- [EXERCISE INSTRUCTIONS]: Return each line of the records holding the string "constant".

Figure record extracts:

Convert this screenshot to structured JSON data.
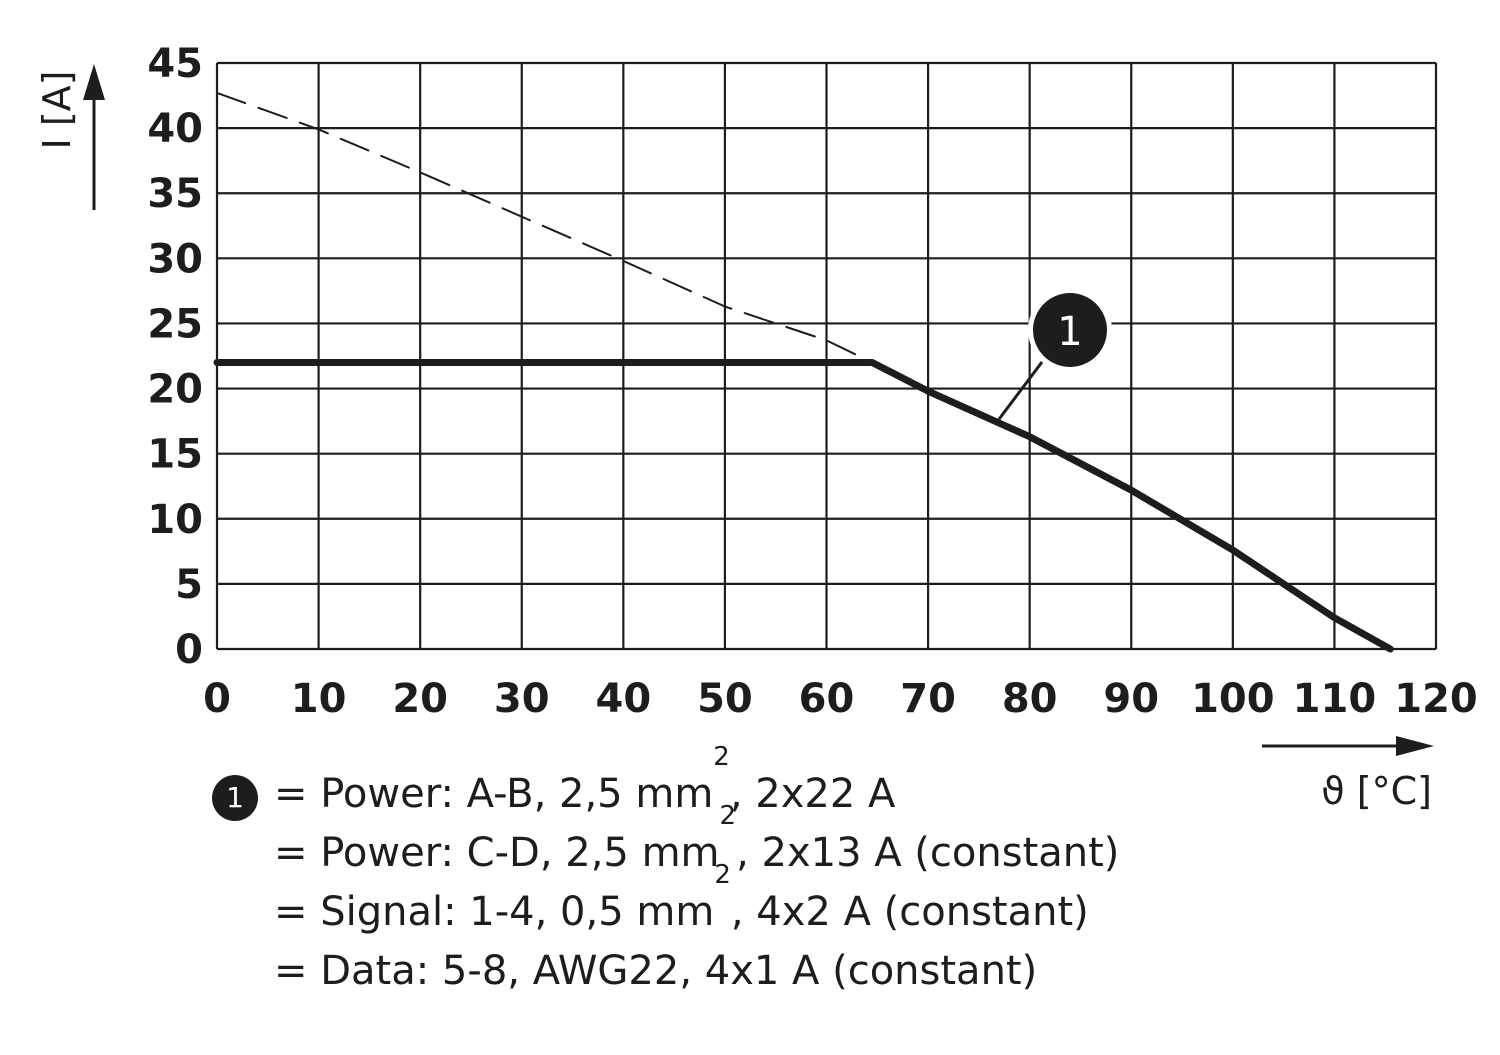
{
  "chart_data": {
    "type": "line",
    "xlabel": "ϑ [°C]",
    "ylabel": "I [A]",
    "xlim": [
      0,
      120
    ],
    "ylim": [
      0,
      45
    ],
    "x_ticks": [
      "0",
      "10",
      "20",
      "30",
      "40",
      "50",
      "60",
      "70",
      "80",
      "90",
      "100",
      "110",
      "120"
    ],
    "y_ticks": [
      "0",
      "5",
      "10",
      "15",
      "20",
      "25",
      "30",
      "35",
      "40",
      "45"
    ],
    "grid": true,
    "series": [
      {
        "marker": "1",
        "style": "solid",
        "x": [
          0,
          64.5,
          70,
          80,
          90,
          100,
          110,
          115.5
        ],
        "y": [
          22,
          22,
          19.8,
          16.3,
          12.2,
          7.6,
          2.4,
          0
        ]
      },
      {
        "style": "dashed",
        "x": [
          0,
          10,
          20,
          30,
          40,
          50,
          60,
          64.5
        ],
        "y": [
          42.7,
          39.9,
          36.6,
          33.2,
          29.8,
          26.3,
          23.7,
          22
        ]
      }
    ],
    "annotation": {
      "label": "1",
      "points_to": [
        76,
        17.5
      ]
    }
  },
  "legend": {
    "marker": "1",
    "rows": [
      {
        "a": "= Power: A-B, 2,5 mm",
        "sup": "2",
        "b": ", 2x22 A"
      },
      {
        "a": "= Power: C-D, 2,5 mm",
        "sup": "2",
        "b": ", 2x13 A (constant)"
      },
      {
        "a": "= Signal: 1-4, 0,5 mm",
        "sup": "2",
        "b": ", 4x2 A (constant)"
      },
      {
        "a": "= Data: 5-8, AWG22, 4x1 A (constant)",
        "sup": "",
        "b": ""
      }
    ]
  },
  "colors": {
    "ink": "#1d1d1b",
    "background": "#ffffff"
  }
}
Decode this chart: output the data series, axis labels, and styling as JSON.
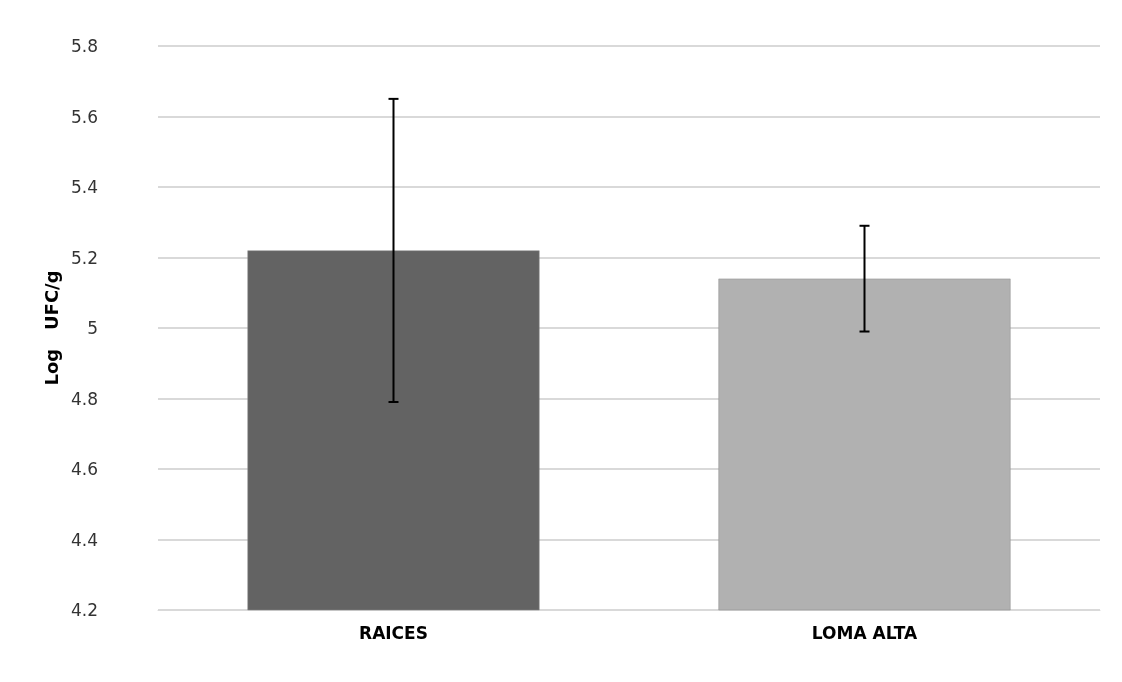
{
  "chart_data": {
    "type": "bar",
    "ylabel": "Log   UFC/g",
    "categories": [
      "RAICES",
      "LOMA ALTA"
    ],
    "values": [
      5.22,
      5.14
    ],
    "errors": [
      0.43,
      0.15
    ],
    "colors": [
      "#636363",
      "#b1b1b1"
    ],
    "ylim": [
      4.2,
      5.8
    ],
    "yticks": [
      {
        "value": 4.2,
        "label": "4.2"
      },
      {
        "value": 4.4,
        "label": "4.4"
      },
      {
        "value": 4.6,
        "label": "4.6"
      },
      {
        "value": 4.8,
        "label": "4.8"
      },
      {
        "value": 5,
        "label": "5"
      },
      {
        "value": 5.2,
        "label": "5.2"
      },
      {
        "value": 5.4,
        "label": "5.4"
      },
      {
        "value": 5.6,
        "label": "5.6"
      },
      {
        "value": 5.8,
        "label": "5.8"
      }
    ],
    "grid": true
  }
}
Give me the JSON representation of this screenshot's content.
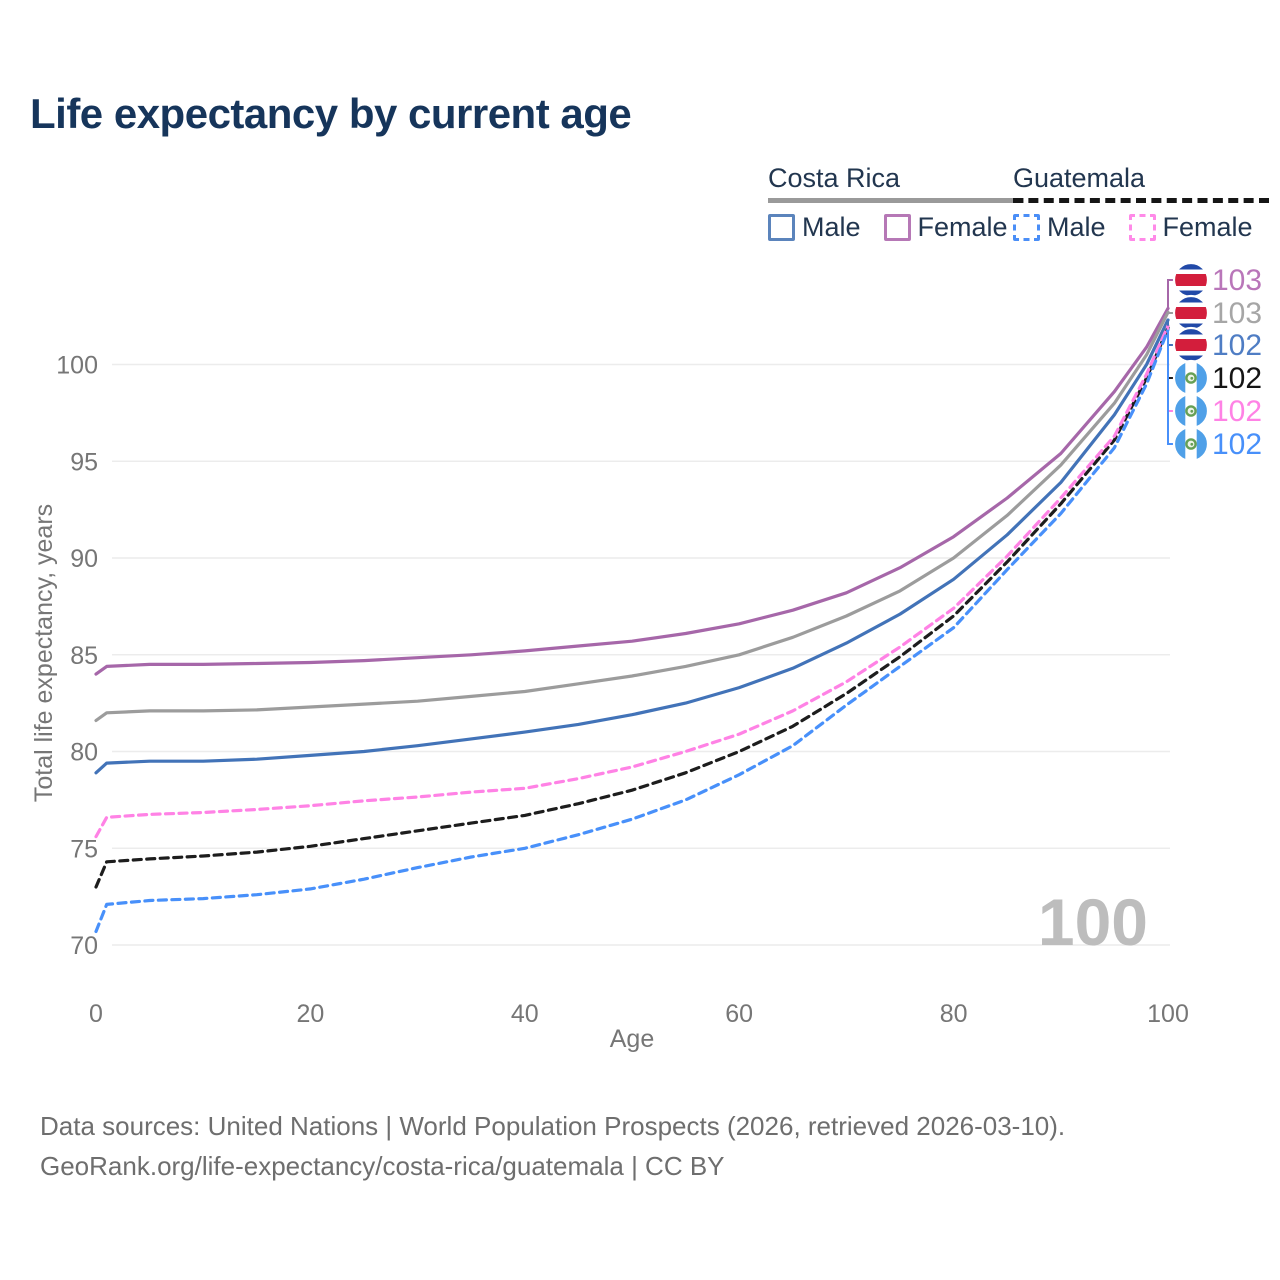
{
  "title": "Life expectancy by current age",
  "watermark": "100",
  "legend": {
    "groups": [
      {
        "country": "Costa Rica",
        "line_style": "solid",
        "line_color": "#9a9a9a",
        "items": [
          {
            "label": "Male",
            "color": "#4273b8",
            "dashed": false
          },
          {
            "label": "Female",
            "color": "#a667a9",
            "dashed": false
          }
        ]
      },
      {
        "country": "Guatemala",
        "line_style": "dashed",
        "line_color": "#161616",
        "items": [
          {
            "label": "Male",
            "color": "#4890fa",
            "dashed": true
          },
          {
            "label": "Female",
            "color": "#ff82e5",
            "dashed": true
          }
        ]
      }
    ]
  },
  "footer": {
    "line1": "Data sources: United Nations | World Population Prospects (2026, retrieved 2026-03-10).",
    "line2": "GeoRank.org/life-expectancy/costa-rica/guatemala | CC BY"
  },
  "chart_data": {
    "type": "line",
    "title": "Life expectancy by current age",
    "xlabel": "Age",
    "ylabel": "Total life expectancy, years",
    "xlim": [
      0,
      100
    ],
    "ylim": [
      70,
      100
    ],
    "xticks": [
      0,
      20,
      40,
      60,
      80,
      100
    ],
    "yticks": [
      70,
      75,
      80,
      85,
      90,
      95,
      100
    ],
    "grid": true,
    "legend_position": "top-right",
    "x": [
      0,
      1,
      5,
      10,
      15,
      20,
      25,
      30,
      35,
      40,
      45,
      50,
      55,
      60,
      65,
      70,
      75,
      80,
      85,
      90,
      95,
      98,
      100
    ],
    "series": [
      {
        "name": "Costa Rica Female",
        "color": "#a667a9",
        "dashed": false,
        "flag": "costa-rica",
        "end_label": "103",
        "label_color": "#b976b9",
        "values": [
          84.0,
          84.4,
          84.5,
          84.5,
          84.55,
          84.6,
          84.7,
          84.85,
          85.0,
          85.2,
          85.45,
          85.7,
          86.1,
          86.6,
          87.3,
          88.2,
          89.5,
          91.1,
          93.1,
          95.4,
          98.6,
          100.9,
          102.9
        ]
      },
      {
        "name": "Costa Rica (both sexes)",
        "color": "#9c9c9c",
        "dashed": false,
        "flag": "costa-rica",
        "end_label": "103",
        "label_color": "#a6a6a6",
        "values": [
          81.6,
          82.0,
          82.1,
          82.1,
          82.15,
          82.3,
          82.45,
          82.6,
          82.85,
          83.1,
          83.5,
          83.9,
          84.4,
          85.0,
          85.9,
          87.0,
          88.3,
          90.0,
          92.2,
          94.8,
          98.0,
          100.5,
          102.7
        ]
      },
      {
        "name": "Costa Rica Male",
        "color": "#4273b8",
        "dashed": false,
        "flag": "costa-rica",
        "end_label": "102",
        "label_color": "#4f7dc4",
        "values": [
          78.9,
          79.4,
          79.5,
          79.5,
          79.6,
          79.8,
          80.0,
          80.3,
          80.65,
          81.0,
          81.4,
          81.9,
          82.5,
          83.3,
          84.3,
          85.6,
          87.1,
          88.9,
          91.2,
          93.9,
          97.4,
          100.0,
          102.3
        ]
      },
      {
        "name": "Guatemala (both sexes)",
        "color": "#1d1d1d",
        "dashed": true,
        "flag": "guatemala",
        "end_label": "102",
        "label_color": "#151515",
        "values": [
          73.0,
          74.3,
          74.45,
          74.6,
          74.8,
          75.1,
          75.5,
          75.9,
          76.3,
          76.7,
          77.3,
          78.0,
          78.9,
          80.0,
          81.3,
          83.0,
          84.9,
          87.0,
          89.8,
          92.8,
          96.1,
          99.3,
          101.9
        ]
      },
      {
        "name": "Guatemala Female",
        "color": "#ff82e5",
        "dashed": true,
        "flag": "guatemala",
        "end_label": "102",
        "label_color": "#ff82e5",
        "values": [
          75.6,
          76.6,
          76.75,
          76.85,
          77.0,
          77.2,
          77.45,
          77.65,
          77.9,
          78.1,
          78.6,
          79.2,
          80.0,
          80.9,
          82.1,
          83.6,
          85.4,
          87.4,
          90.1,
          93.1,
          96.3,
          99.5,
          102.0
        ]
      },
      {
        "name": "Guatemala Male",
        "color": "#4890fa",
        "dashed": true,
        "flag": "guatemala",
        "end_label": "102",
        "label_color": "#4890fa",
        "values": [
          70.7,
          72.1,
          72.3,
          72.4,
          72.6,
          72.9,
          73.4,
          74.0,
          74.55,
          75.0,
          75.7,
          76.5,
          77.5,
          78.8,
          80.3,
          82.4,
          84.4,
          86.4,
          89.4,
          92.3,
          95.7,
          99.0,
          101.8
        ]
      }
    ]
  }
}
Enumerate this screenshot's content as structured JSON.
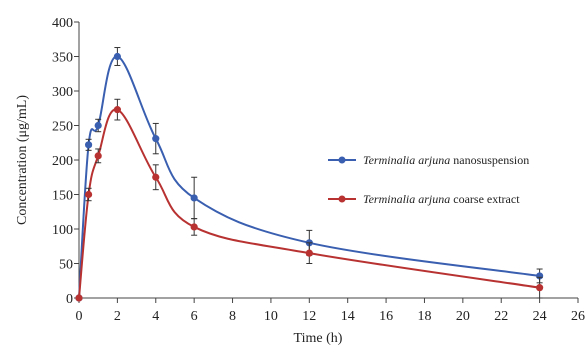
{
  "chart_data": {
    "type": "line",
    "xlabel": "Time (h)",
    "ylabel": "Concentration (μg/mL)",
    "xlim": [
      0,
      26
    ],
    "ylim": [
      0,
      400
    ],
    "xticks": [
      0,
      2,
      4,
      6,
      8,
      10,
      12,
      14,
      16,
      18,
      20,
      22,
      24,
      26
    ],
    "yticks": [
      0,
      50,
      100,
      150,
      200,
      250,
      300,
      350,
      400
    ],
    "legend_position": "right",
    "grid": false,
    "series": [
      {
        "name_italic": "Terminalia arjuna",
        "name_rest": "nanosuspension",
        "color": "#3a5fb0",
        "x": [
          0,
          0.5,
          1,
          2,
          4,
          6,
          12,
          24
        ],
        "y": [
          0,
          222,
          250,
          350,
          231,
          145,
          80,
          32
        ],
        "err": [
          0,
          8,
          9,
          13,
          22,
          30,
          18,
          10
        ]
      },
      {
        "name_italic": "Terminalia arjuna",
        "name_rest": "coarse extract",
        "color": "#b83232",
        "x": [
          0,
          0.5,
          1,
          2,
          4,
          6,
          12,
          24
        ],
        "y": [
          0,
          150,
          206,
          273,
          175,
          103,
          65,
          15
        ],
        "err": [
          0,
          9,
          10,
          15,
          18,
          12,
          15,
          15
        ]
      }
    ]
  }
}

- [EXERCISE OUTPUT]:
        "b": ", 2x13 A (constant)"
        "b": ", 4x2 A (constant)"
        "a": "= Data: 5-8, AWG22, 4x1 A (constant)",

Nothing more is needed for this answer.